**Task**
Copy out all lines carrying the word "example".

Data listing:
■ ■ ■ ■ ■ ■ ■
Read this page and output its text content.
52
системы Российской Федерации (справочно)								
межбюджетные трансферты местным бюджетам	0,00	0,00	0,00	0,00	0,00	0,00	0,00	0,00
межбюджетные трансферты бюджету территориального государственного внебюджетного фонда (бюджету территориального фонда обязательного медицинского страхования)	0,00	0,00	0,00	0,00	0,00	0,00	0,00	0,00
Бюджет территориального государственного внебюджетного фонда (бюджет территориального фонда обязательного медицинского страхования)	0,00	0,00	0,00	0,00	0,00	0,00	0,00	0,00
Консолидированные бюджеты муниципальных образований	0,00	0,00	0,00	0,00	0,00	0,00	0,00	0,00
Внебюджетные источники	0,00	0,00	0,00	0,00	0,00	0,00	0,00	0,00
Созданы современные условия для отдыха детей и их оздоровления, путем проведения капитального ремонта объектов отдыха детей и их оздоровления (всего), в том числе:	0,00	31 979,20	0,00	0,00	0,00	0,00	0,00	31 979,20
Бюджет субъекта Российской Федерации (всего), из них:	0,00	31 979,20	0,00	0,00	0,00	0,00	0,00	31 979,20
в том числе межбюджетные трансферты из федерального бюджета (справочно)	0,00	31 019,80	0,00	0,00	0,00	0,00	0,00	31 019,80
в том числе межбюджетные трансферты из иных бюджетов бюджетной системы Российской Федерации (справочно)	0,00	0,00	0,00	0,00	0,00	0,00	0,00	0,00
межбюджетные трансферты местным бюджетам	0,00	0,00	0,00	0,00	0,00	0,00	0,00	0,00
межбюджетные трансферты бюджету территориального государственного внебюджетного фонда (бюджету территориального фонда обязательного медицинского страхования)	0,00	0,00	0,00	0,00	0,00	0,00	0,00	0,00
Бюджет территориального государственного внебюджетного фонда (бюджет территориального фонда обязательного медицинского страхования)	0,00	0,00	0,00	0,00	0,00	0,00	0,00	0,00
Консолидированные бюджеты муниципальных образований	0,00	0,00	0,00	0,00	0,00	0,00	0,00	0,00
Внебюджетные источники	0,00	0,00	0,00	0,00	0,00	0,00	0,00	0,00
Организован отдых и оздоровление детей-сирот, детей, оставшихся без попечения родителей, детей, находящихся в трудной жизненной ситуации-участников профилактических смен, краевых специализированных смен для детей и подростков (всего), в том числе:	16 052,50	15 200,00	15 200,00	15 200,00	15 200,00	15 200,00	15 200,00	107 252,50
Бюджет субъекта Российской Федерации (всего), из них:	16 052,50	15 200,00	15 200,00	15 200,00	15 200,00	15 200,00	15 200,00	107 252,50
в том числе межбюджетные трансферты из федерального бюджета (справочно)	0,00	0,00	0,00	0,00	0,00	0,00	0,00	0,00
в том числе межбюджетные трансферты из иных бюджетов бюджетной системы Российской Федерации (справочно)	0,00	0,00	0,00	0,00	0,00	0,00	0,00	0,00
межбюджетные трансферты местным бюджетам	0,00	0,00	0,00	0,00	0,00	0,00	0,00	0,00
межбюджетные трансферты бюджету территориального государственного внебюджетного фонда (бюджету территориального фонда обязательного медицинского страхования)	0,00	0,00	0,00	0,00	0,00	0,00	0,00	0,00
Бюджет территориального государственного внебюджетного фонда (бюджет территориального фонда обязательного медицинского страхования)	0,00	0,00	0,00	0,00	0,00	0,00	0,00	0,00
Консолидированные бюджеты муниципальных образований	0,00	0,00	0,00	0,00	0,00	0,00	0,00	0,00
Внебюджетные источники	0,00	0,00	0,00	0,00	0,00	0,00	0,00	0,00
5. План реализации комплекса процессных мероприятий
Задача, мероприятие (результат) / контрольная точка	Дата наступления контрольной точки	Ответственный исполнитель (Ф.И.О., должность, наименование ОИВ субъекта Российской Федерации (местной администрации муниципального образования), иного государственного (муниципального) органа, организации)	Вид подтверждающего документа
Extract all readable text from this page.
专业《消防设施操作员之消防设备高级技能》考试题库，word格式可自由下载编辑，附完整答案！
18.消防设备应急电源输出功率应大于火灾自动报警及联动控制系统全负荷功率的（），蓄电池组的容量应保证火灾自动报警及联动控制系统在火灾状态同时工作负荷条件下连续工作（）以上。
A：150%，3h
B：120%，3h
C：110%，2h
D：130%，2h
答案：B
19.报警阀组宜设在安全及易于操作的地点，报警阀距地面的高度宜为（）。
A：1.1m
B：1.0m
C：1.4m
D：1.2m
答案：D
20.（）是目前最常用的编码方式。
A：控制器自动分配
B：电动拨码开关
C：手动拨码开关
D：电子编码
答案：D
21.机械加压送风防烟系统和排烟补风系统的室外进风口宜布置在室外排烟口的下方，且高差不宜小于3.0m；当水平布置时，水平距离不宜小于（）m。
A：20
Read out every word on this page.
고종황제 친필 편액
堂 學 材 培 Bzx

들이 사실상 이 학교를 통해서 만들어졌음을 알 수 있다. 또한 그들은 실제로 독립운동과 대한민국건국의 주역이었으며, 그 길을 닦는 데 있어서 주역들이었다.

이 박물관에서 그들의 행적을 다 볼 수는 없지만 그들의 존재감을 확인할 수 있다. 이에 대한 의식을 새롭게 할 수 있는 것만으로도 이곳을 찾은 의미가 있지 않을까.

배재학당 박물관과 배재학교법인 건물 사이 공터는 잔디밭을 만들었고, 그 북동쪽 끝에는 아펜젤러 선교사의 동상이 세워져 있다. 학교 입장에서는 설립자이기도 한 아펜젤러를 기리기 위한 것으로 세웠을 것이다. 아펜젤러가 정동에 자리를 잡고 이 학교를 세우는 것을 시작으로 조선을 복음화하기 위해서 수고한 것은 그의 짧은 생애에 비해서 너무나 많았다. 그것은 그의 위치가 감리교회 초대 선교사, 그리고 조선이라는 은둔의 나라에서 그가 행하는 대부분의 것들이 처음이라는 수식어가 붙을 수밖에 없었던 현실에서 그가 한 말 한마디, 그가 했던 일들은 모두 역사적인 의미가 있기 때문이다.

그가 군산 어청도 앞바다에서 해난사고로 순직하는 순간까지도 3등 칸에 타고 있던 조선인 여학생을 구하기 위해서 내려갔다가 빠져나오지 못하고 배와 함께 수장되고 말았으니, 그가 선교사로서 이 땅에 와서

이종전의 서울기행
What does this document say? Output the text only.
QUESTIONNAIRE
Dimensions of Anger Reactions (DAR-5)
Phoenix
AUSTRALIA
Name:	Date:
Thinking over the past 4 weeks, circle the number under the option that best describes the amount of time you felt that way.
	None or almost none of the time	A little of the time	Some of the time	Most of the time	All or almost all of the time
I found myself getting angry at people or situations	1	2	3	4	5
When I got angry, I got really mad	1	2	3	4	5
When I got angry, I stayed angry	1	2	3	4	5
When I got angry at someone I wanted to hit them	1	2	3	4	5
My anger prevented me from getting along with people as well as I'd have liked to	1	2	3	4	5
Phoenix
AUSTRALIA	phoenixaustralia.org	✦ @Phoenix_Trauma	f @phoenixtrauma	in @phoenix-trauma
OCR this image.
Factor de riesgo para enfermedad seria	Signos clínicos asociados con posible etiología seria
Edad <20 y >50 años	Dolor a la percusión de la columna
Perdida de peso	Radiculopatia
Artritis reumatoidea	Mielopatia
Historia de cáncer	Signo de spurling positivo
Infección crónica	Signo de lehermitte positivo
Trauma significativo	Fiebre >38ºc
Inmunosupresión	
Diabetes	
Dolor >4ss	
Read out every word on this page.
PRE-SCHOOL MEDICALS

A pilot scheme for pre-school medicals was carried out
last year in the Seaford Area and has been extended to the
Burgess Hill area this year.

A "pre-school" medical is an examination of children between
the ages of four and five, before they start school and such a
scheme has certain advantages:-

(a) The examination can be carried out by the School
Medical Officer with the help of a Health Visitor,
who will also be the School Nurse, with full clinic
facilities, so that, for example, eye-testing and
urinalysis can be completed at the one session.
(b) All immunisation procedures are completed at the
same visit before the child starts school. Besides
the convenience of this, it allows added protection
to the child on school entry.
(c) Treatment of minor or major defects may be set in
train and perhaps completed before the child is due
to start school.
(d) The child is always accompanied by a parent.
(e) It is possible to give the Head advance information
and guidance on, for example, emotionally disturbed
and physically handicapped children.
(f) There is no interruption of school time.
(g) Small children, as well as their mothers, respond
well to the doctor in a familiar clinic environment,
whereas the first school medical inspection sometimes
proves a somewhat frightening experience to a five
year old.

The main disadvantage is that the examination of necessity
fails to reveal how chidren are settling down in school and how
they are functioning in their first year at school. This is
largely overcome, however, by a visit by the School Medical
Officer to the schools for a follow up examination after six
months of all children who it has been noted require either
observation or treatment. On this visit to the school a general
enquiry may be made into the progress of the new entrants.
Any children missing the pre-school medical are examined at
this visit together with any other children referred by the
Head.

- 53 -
■ ■ ■ ■ ■ ■ ■
**Response to the task**
facilities, so that, for example, eye-testing and
and guidance on, for example, emotionally disturbed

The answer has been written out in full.